AIM OF THE TASK: Go through each line of the records below and count those with the word "data"; give only the total.
-------- GIVEN INFORMATION --------
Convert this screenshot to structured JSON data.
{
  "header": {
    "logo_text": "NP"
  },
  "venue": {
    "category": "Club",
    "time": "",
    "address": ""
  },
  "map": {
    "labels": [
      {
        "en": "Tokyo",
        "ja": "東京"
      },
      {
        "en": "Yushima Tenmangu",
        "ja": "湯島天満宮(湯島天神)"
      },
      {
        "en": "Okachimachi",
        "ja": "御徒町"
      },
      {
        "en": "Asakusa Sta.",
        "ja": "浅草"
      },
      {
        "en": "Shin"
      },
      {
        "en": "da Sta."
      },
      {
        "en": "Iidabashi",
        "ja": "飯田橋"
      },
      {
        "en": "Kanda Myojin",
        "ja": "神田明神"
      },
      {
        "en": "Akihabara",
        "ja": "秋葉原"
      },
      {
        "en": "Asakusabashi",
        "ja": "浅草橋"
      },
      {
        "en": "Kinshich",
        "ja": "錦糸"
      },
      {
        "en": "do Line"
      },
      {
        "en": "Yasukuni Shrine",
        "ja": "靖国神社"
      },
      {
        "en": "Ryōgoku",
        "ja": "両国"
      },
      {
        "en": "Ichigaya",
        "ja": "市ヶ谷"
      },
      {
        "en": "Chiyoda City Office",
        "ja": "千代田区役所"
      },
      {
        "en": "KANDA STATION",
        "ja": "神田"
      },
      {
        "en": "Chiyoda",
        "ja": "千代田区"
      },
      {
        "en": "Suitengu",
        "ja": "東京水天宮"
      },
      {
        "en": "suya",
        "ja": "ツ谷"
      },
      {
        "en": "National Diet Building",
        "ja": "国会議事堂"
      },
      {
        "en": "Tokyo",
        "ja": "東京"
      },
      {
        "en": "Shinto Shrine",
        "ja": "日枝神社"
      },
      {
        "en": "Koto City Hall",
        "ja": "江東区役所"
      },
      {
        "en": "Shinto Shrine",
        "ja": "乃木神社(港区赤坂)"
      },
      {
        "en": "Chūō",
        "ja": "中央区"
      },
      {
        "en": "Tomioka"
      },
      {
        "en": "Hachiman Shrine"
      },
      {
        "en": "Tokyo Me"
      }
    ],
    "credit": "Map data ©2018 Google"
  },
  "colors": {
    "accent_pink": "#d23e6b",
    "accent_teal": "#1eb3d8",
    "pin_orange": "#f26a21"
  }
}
--------
RESULT FOR THIS TASK: 2